■ Exercise
Below are the records. Gather each line that holds "JSON".
[Start Material to process]
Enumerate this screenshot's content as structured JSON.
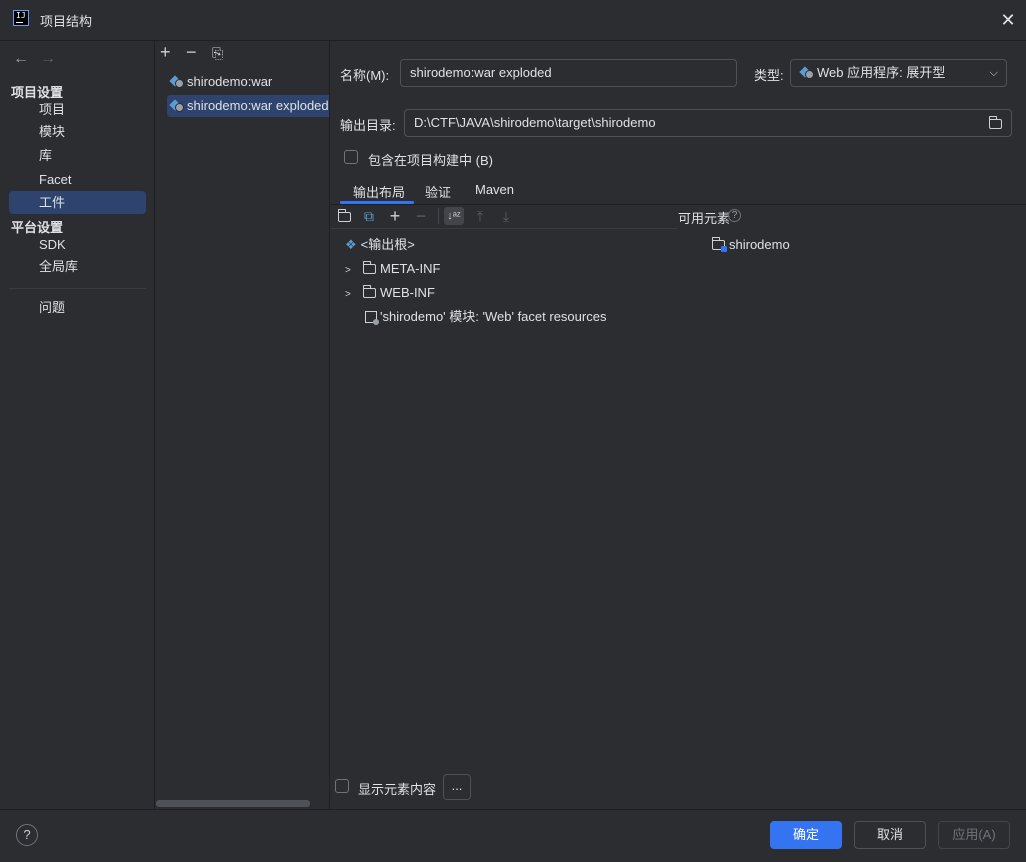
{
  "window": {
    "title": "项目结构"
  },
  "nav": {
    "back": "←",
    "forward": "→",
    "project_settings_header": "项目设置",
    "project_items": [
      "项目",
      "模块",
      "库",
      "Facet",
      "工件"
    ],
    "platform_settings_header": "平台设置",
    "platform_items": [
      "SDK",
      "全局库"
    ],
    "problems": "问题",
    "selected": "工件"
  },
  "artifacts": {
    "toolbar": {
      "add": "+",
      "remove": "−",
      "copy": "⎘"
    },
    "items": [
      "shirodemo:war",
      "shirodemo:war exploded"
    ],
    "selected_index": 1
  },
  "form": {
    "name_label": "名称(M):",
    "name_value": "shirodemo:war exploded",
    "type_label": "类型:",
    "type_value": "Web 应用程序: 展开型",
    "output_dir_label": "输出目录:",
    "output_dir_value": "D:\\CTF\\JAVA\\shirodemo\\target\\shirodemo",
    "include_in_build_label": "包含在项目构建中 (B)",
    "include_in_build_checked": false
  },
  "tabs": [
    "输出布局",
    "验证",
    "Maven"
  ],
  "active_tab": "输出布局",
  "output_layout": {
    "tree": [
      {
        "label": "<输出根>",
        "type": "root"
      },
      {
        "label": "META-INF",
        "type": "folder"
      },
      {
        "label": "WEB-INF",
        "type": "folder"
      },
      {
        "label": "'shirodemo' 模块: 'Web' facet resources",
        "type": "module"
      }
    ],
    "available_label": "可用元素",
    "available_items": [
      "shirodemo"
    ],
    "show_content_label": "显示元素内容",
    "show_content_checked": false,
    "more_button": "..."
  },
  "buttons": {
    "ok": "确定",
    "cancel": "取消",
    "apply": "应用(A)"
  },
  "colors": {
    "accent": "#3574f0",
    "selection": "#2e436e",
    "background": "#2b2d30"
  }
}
[End Material to process]
[Start Material to process]
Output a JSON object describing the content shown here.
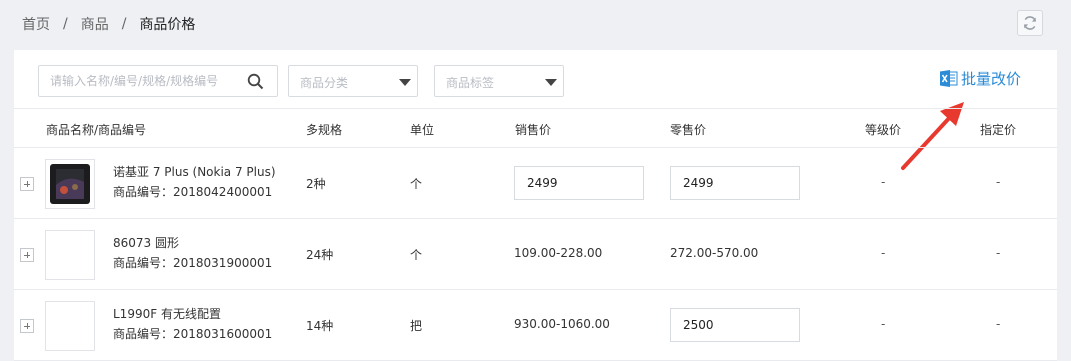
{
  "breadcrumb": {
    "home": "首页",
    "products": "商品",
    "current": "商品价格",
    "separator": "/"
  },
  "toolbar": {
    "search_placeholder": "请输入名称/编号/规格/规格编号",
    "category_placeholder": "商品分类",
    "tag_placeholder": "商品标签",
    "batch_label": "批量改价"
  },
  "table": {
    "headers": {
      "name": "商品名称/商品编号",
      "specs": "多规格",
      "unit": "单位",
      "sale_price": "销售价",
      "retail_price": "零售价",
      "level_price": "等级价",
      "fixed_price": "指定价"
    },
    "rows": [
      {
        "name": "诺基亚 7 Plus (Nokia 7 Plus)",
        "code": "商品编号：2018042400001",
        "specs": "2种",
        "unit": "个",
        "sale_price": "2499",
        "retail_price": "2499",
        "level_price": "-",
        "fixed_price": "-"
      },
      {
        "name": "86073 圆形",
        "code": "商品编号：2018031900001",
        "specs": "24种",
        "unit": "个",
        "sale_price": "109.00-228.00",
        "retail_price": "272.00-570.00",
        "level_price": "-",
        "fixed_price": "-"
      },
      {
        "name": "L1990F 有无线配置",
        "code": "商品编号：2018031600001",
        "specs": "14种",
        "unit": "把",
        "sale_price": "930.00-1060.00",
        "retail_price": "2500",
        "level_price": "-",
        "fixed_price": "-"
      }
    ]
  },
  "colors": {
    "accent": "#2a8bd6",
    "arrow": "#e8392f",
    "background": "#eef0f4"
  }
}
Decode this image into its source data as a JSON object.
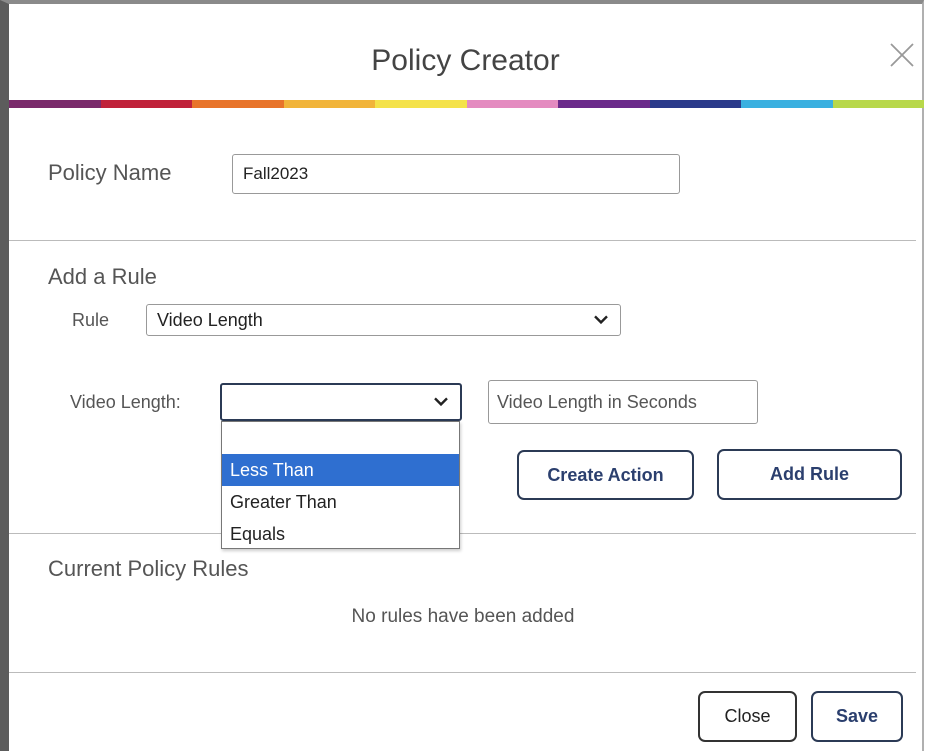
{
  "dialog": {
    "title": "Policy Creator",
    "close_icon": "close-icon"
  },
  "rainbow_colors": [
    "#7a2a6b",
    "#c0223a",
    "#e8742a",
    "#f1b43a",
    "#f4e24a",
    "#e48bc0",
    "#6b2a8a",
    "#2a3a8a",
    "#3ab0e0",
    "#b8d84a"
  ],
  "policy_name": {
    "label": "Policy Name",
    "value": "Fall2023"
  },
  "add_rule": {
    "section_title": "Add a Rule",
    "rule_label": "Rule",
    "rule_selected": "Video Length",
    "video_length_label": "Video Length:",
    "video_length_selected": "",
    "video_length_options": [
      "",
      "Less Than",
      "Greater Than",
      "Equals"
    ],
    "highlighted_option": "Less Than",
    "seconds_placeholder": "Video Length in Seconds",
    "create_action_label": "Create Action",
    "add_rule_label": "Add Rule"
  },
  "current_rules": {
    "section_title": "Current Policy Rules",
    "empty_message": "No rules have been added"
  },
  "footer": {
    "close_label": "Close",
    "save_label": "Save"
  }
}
[End Material to process]
[Start Material to process]
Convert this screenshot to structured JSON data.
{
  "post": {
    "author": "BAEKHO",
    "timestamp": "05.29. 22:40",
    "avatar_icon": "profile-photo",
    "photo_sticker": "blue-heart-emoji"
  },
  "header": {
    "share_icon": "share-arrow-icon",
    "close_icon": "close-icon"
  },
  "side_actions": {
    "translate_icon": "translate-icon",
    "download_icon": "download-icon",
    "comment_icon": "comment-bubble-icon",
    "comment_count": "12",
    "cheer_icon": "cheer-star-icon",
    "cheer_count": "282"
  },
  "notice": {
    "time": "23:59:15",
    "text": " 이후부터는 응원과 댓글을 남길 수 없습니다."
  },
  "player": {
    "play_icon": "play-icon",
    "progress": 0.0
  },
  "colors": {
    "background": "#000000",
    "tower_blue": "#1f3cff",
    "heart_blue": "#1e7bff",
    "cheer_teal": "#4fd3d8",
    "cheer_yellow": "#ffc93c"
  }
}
[End Material to process]
■ Task answer
Enumerate this screenshot's content as structured JSON.
Output a JSON object describing the content shown here.
Decode this image into its source data as a JSON object.
Convert this screenshot to structured JSON data.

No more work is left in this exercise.